What One Company Learned When They Gave Apple Watches To The Entire Staff

Can the Apple Watch provide more than just a bright, shiny incentive to check your email?

“Know your customers” is a mantra among many companies—eager founders scour social media, scan competing sites, and set up A/B testing to sniff out the singular route between a consumer’s mind, heart, and wallet.

But in April, Poshmark, a mobile marketplace for fashion, gave their entire staff of just over 85 Apple Watches, in part to coincide with the launch of the Poshmark app on the device.

Manish Chandra

The majority (70%) of Poshmark’s employees are women who love to shop, says founder Manish Chandra. Having a predominantly female staff has influenced the company’s marketing efforts to women, just as working at the intersection of fashion and technology has justified distributing FitBit Charges, LG LifeBand Touches, Polar Loops, and Nike Fuelbands in the past.

“It was important for us to launch Poshmark on the first generation Apple Watch to see how women interacted with fashion, shopping and notifications from their wrist,” says Chandra

Even in the early stages, Chandra says that to take the platform seriously, Poshmark would need strong insights into how women used the watch, so what better sample set than the company’s staff. “Getting their input and feedback in real-time is very valuable as we continue to design for the watch as the platform evolves,” he asserts.

Poshmark app for Apple Watch

For Chandra, it was a continuation of the gamble on creating a mobile-only shopping community by starting as an iOS app in 2011. In the year prior to launch, Chandra says he spent six months using nothing but an iPhone and iPad to challenge himself to do everything on mobile devices. Poshmark was on the iPhone for two years before developing its Android app.

Since, according to the company, over 90% of Poshmark’s approximately $17 million monthly sales come through smartphones, Chandra says its staff are fully invested in the evolution of the mobile experience. “It’s been really interesting to see how much the women [in the office] have gravitated towards the watch as an actual fashion accessory, not just a tech accessory,” he adds. Product designer Jenni Kim even noted: “I’ve completely bought into the watch and now can’t leave home without it. I feel a very personal connection with it.”

The Good

That personal connection was likely due to notifications. Chandra says the majority of the feedback from the team was centered on how they felt about getting real-time notifications and communicating. He sees both as the key to driving engagement with the Apple Watch. Ashlee Gomes, Poshmark’s senior community manager affirms: “I feel a lot more connected in real-time, not checking my phone where you get notifications from ten minutes ago.”

Photo: Flickr user LWYang

Gomes adds that she now feels free to keep her phone out of site. “I also love that it gets customized to your schedule as to where you’re traveling and can give you traffic updates.” Senior marketing manager Preston Lee agrees. “I can scan the importance [of a notification] and decide whether I need to go get my phone to take action. It’s like a filter on my wrist.”

● **Dataset content**:
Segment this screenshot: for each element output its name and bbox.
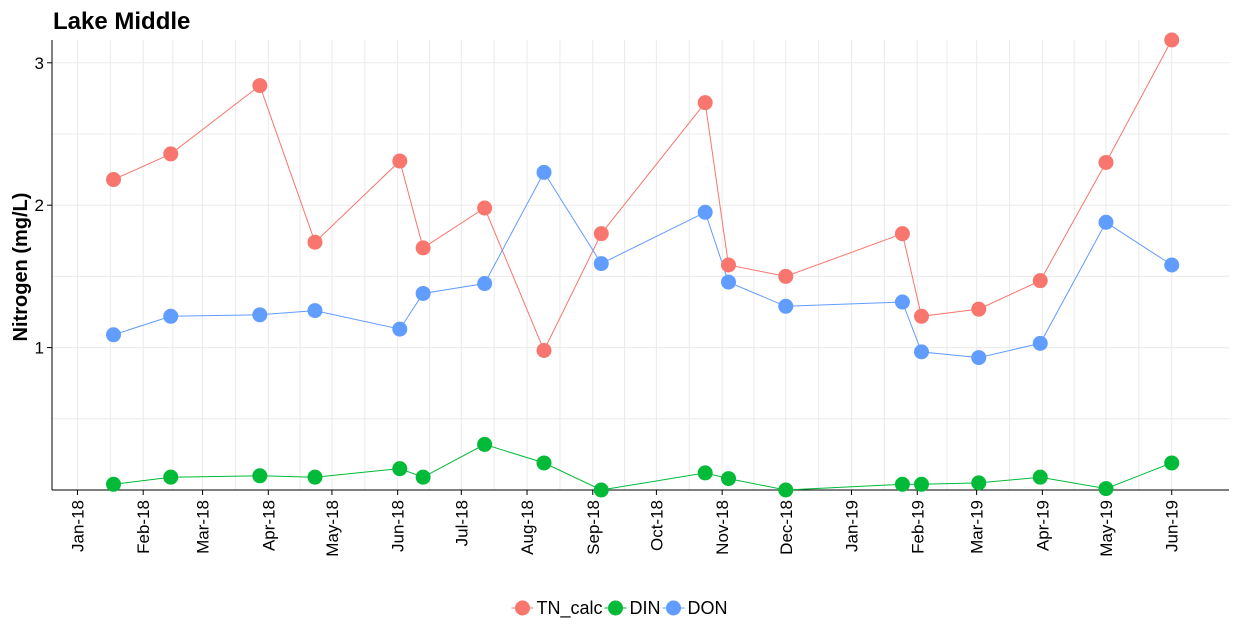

● **Task brief**: According to the article about Poshmark's Apple Watch giveaway, what percentage of Poshmark's employees are women? The material is not required for this exercise.

● **Answer in full**: 70% of Poshmark's employees are women.